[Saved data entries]
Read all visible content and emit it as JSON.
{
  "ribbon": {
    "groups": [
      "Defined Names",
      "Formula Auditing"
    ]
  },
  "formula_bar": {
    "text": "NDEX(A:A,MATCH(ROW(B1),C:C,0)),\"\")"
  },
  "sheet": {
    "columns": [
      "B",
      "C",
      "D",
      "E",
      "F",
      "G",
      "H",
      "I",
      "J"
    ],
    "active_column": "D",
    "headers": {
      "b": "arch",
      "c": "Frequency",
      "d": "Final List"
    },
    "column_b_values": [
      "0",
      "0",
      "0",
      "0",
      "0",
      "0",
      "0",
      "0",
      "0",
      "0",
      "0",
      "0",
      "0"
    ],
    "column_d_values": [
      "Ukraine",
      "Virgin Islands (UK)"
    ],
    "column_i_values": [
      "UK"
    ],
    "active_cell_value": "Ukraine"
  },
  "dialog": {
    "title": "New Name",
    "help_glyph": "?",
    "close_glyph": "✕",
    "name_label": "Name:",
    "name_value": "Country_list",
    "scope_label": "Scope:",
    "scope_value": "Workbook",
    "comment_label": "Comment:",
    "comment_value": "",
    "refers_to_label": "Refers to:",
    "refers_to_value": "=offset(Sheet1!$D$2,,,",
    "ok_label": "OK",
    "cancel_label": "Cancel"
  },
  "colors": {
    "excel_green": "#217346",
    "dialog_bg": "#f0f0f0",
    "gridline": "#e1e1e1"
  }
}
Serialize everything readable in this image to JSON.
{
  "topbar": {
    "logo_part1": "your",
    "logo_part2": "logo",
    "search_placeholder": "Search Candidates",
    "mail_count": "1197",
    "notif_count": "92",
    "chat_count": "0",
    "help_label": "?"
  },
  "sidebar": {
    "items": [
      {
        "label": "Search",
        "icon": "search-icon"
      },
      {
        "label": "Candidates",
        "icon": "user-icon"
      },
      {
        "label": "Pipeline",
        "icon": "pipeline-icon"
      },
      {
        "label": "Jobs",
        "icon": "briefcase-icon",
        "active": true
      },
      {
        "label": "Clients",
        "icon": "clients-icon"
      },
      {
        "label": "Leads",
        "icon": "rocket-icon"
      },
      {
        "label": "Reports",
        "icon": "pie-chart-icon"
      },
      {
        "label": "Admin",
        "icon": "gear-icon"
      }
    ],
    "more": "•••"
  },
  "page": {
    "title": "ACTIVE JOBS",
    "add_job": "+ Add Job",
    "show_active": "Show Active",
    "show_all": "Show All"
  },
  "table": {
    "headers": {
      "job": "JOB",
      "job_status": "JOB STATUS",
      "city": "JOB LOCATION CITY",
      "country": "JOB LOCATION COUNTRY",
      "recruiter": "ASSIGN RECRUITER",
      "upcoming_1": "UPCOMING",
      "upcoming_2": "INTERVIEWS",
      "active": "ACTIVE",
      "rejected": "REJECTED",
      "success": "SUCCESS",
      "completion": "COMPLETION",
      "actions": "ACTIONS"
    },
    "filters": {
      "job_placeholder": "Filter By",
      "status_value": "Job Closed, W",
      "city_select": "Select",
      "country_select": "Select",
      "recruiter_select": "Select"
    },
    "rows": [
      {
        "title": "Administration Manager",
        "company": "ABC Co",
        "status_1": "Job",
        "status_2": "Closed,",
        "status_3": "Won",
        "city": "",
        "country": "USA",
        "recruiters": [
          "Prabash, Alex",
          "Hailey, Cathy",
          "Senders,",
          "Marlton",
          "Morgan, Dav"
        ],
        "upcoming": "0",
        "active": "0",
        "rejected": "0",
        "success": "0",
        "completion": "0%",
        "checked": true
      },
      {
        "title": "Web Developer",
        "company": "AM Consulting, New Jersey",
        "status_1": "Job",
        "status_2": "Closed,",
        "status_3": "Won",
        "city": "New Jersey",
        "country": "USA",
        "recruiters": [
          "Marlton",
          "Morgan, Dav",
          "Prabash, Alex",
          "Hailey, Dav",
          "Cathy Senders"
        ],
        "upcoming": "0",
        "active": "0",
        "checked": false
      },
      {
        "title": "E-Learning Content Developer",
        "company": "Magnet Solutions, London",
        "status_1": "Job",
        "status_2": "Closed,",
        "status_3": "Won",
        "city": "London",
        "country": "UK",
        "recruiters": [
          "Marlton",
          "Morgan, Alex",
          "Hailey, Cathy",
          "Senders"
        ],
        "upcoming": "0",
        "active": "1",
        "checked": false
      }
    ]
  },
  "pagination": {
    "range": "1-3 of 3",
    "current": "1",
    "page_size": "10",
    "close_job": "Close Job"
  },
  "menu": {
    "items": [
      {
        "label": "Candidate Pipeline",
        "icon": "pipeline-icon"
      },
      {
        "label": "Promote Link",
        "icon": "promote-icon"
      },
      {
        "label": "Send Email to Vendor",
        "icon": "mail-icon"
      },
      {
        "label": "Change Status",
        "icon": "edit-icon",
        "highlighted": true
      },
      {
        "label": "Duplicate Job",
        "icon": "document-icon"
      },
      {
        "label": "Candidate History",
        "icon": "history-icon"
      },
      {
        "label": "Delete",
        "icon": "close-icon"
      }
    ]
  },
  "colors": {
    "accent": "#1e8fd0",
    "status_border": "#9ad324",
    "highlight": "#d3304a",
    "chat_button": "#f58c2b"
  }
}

STATED GOAL: Report only a number: how many lines in the material above contain the string "Candidates".

RESULT OF THE TASK: 2